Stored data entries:
==================================================
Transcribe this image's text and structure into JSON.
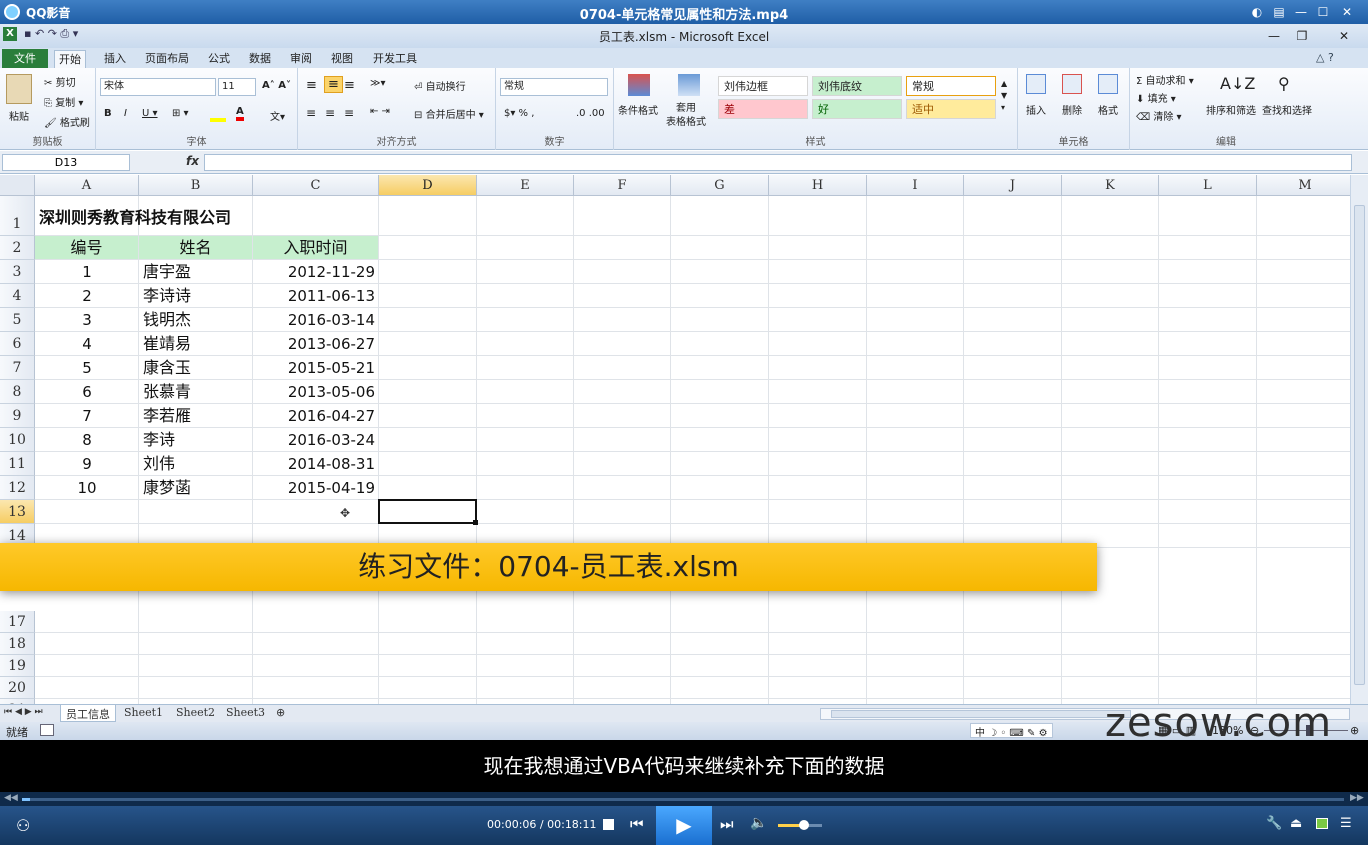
{
  "player": {
    "app_name": "QQ影音",
    "video_title": "0704-单元格常见属性和方法.mp4",
    "time_current": "00:00:06",
    "time_total": "00:18:11",
    "subtitle": "现在我想通过VBA代码来继续补充下面的数据",
    "progress_fraction": 0.006,
    "volume_fraction": 0.6
  },
  "excel": {
    "window_title": "员工表.xlsm - Microsoft Excel",
    "tabs": [
      "文件",
      "开始",
      "插入",
      "页面布局",
      "公式",
      "数据",
      "审阅",
      "视图",
      "开发工具"
    ],
    "clipboard": {
      "paste": "粘贴",
      "cut": "剪切",
      "copy": "复制",
      "format_painter": "格式刷",
      "label": "剪贴板"
    },
    "font": {
      "name": "宋体",
      "size": "11",
      "label": "字体"
    },
    "alignment": {
      "wrap": "自动换行",
      "merge": "合并后居中",
      "label": "对齐方式"
    },
    "number": {
      "format": "常规",
      "label": "数字"
    },
    "styles": {
      "cond_format": "条件格式",
      "table_format": "套用\n表格格式",
      "items": [
        "刘伟边框",
        "刘伟底纹",
        "常规",
        "差",
        "好",
        "适中"
      ],
      "label": "样式"
    },
    "cells_group": {
      "insert": "插入",
      "delete": "删除",
      "format": "格式",
      "label": "单元格"
    },
    "editing": {
      "autosum": "自动求和",
      "fill": "填充",
      "clear": "清除",
      "sort": "排序和筛选",
      "find": "查找和选择",
      "label": "编辑"
    },
    "name_box": "D13",
    "fx": "fx",
    "columns": [
      "A",
      "B",
      "C",
      "D",
      "E",
      "F",
      "G",
      "H",
      "I",
      "J",
      "K",
      "L",
      "M"
    ],
    "rows_visible": [
      "1",
      "2",
      "3",
      "4",
      "5",
      "6",
      "7",
      "8",
      "9",
      "10",
      "11",
      "12",
      "13",
      "14",
      "17",
      "18",
      "19",
      "20",
      "21"
    ],
    "sheet": {
      "title": "深圳则秀教育科技有限公司",
      "headers": [
        "编号",
        "姓名",
        "入职时间"
      ],
      "data": [
        [
          "1",
          "唐宇盈",
          "2012-11-29"
        ],
        [
          "2",
          "李诗诗",
          "2011-06-13"
        ],
        [
          "3",
          "钱明杰",
          "2016-03-14"
        ],
        [
          "4",
          "崔靖易",
          "2013-06-27"
        ],
        [
          "5",
          "康含玉",
          "2015-05-21"
        ],
        [
          "6",
          "张慕青",
          "2013-05-06"
        ],
        [
          "7",
          "李若雁",
          "2016-04-27"
        ],
        [
          "8",
          "李诗",
          "2016-03-24"
        ],
        [
          "9",
          "刘伟",
          "2014-08-31"
        ],
        [
          "10",
          "康梦菡",
          "2015-04-19"
        ]
      ]
    },
    "sheet_tabs": [
      "员工信息",
      "Sheet1",
      "Sheet2",
      "Sheet3"
    ],
    "status_ready": "就绪",
    "zoom": "130%",
    "ime_indicator": "中"
  },
  "overlay": {
    "banner": "练习文件：0704-员工表.xlsm",
    "watermark": "zesow.com"
  },
  "colors": {
    "header_fill": "#c6efce",
    "banner": "#f8bd00",
    "file_tab": "#2a7e3b"
  }
}
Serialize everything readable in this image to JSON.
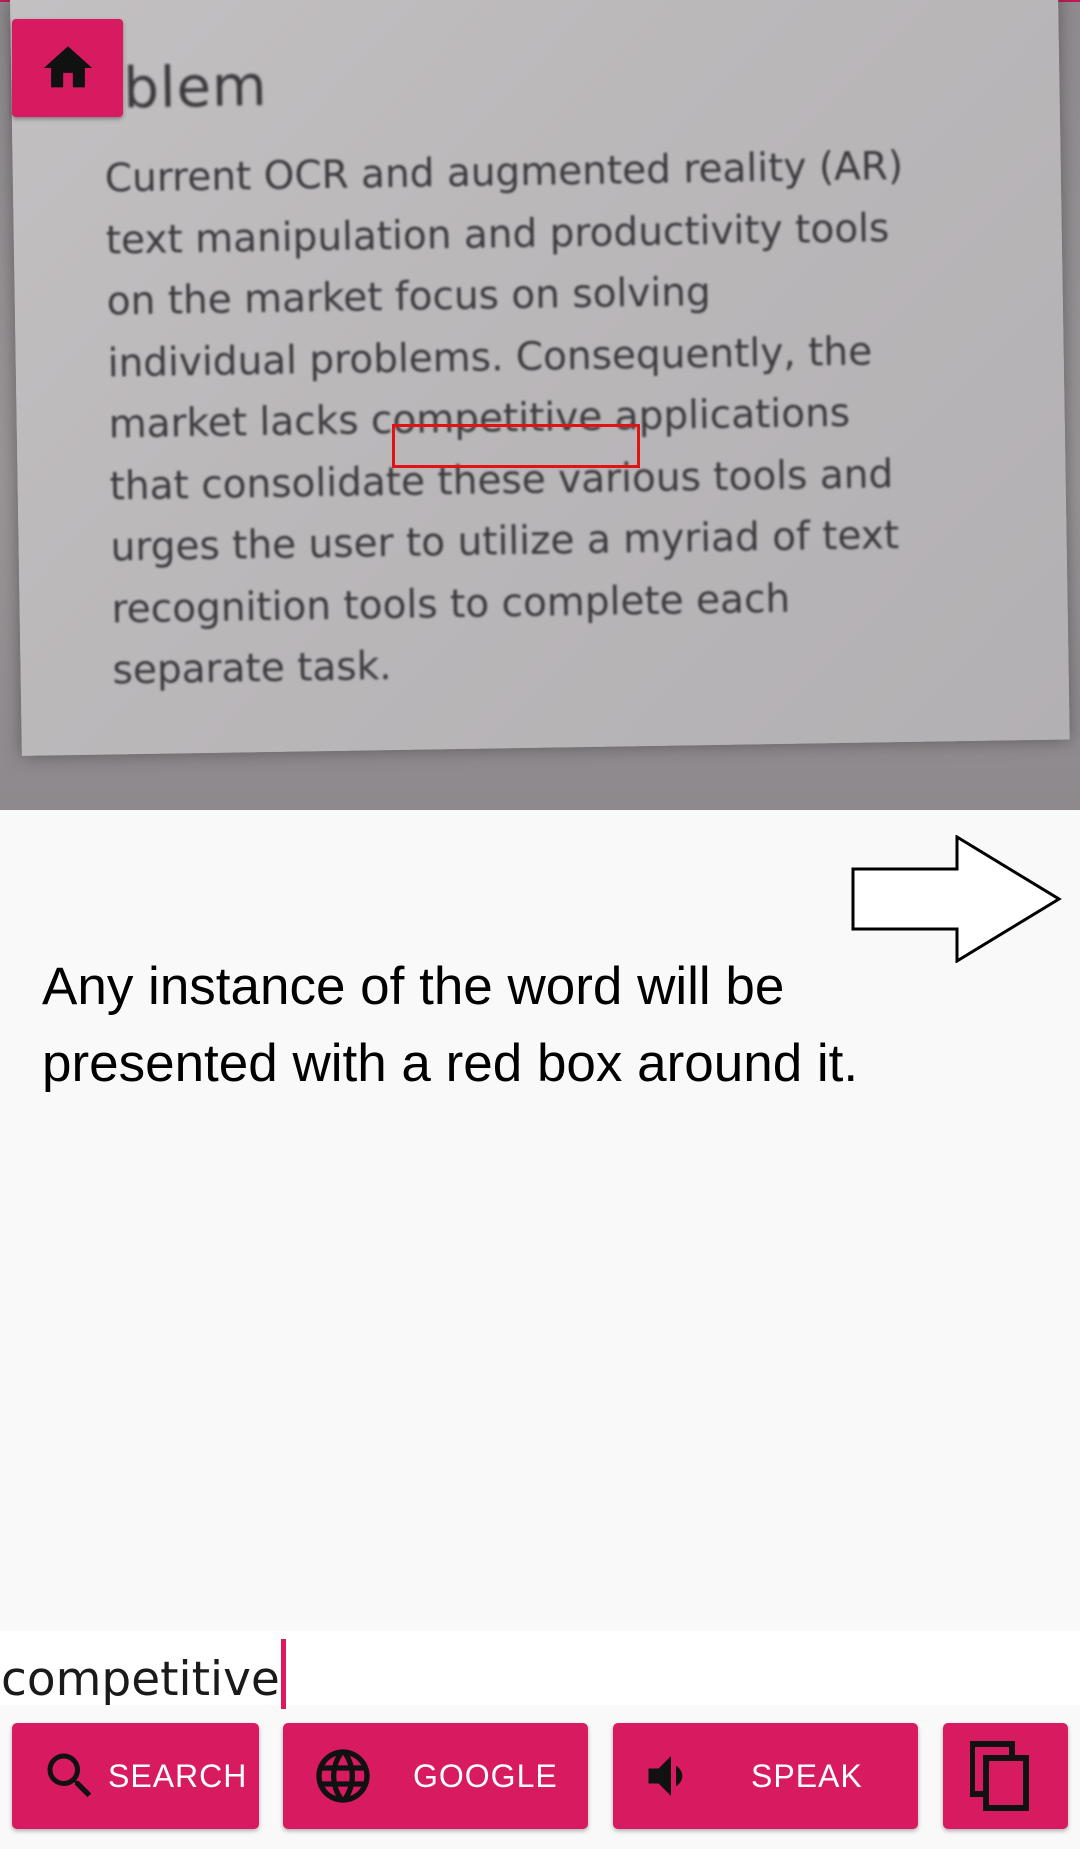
==================================================
Return the records exactly. Don't carry the pictures over.

Transcribe this image's text and structure into JSON.
{
  "player": {
    "app_name": "QQ影音",
    "video_title": "0704-单元格常见属性和方法.mp4",
    "time_current": "00:00:06",
    "time_total": "00:18:11",
    "subtitle": "现在我想通过VBA代码来继续补充下面的数据",
    "progress_fraction": 0.006,
    "volume_fraction": 0.6
  },
  "excel": {
    "window_title": "员工表.xlsm - Microsoft Excel",
    "tabs": [
      "文件",
      "开始",
      "插入",
      "页面布局",
      "公式",
      "数据",
      "审阅",
      "视图",
      "开发工具"
    ],
    "clipboard": {
      "paste": "粘贴",
      "cut": "剪切",
      "copy": "复制",
      "format_painter": "格式刷",
      "label": "剪贴板"
    },
    "font": {
      "name": "宋体",
      "size": "11",
      "label": "字体"
    },
    "alignment": {
      "wrap": "自动换行",
      "merge": "合并后居中",
      "label": "对齐方式"
    },
    "number": {
      "format": "常规",
      "label": "数字"
    },
    "styles": {
      "cond_format": "条件格式",
      "table_format": "套用\n表格格式",
      "items": [
        "刘伟边框",
        "刘伟底纹",
        "常规",
        "差",
        "好",
        "适中"
      ],
      "label": "样式"
    },
    "cells_group": {
      "insert": "插入",
      "delete": "删除",
      "format": "格式",
      "label": "单元格"
    },
    "editing": {
      "autosum": "自动求和",
      "fill": "填充",
      "clear": "清除",
      "sort": "排序和筛选",
      "find": "查找和选择",
      "label": "编辑"
    },
    "name_box": "D13",
    "fx": "fx",
    "columns": [
      "A",
      "B",
      "C",
      "D",
      "E",
      "F",
      "G",
      "H",
      "I",
      "J",
      "K",
      "L",
      "M"
    ],
    "rows_visible": [
      "1",
      "2",
      "3",
      "4",
      "5",
      "6",
      "7",
      "8",
      "9",
      "10",
      "11",
      "12",
      "13",
      "14",
      "17",
      "18",
      "19",
      "20",
      "21"
    ],
    "sheet": {
      "title": "深圳则秀教育科技有限公司",
      "headers": [
        "编号",
        "姓名",
        "入职时间"
      ],
      "data": [
        [
          "1",
          "唐宇盈",
          "2012-11-29"
        ],
        [
          "2",
          "李诗诗",
          "2011-06-13"
        ],
        [
          "3",
          "钱明杰",
          "2016-03-14"
        ],
        [
          "4",
          "崔靖易",
          "2013-06-27"
        ],
        [
          "5",
          "康含玉",
          "2015-05-21"
        ],
        [
          "6",
          "张慕青",
          "2013-05-06"
        ],
        [
          "7",
          "李若雁",
          "2016-04-27"
        ],
        [
          "8",
          "李诗",
          "2016-03-24"
        ],
        [
          "9",
          "刘伟",
          "2014-08-31"
        ],
        [
          "10",
          "康梦菡",
          "2015-04-19"
        ]
      ]
    },
    "sheet_tabs": [
      "员工信息",
      "Sheet1",
      "Sheet2",
      "Sheet3"
    ],
    "status_ready": "就绪",
    "zoom": "130%",
    "ime_indicator": "中"
  },
  "overlay": {
    "banner": "练习文件：0704-员工表.xlsm",
    "watermark": "zesow.com"
  },
  "colors": {
    "header_fill": "#c6efce",
    "banner": "#f8bd00",
    "file_tab": "#2a7e3b"
  }
}
Serialize everything readable in this image to JSON.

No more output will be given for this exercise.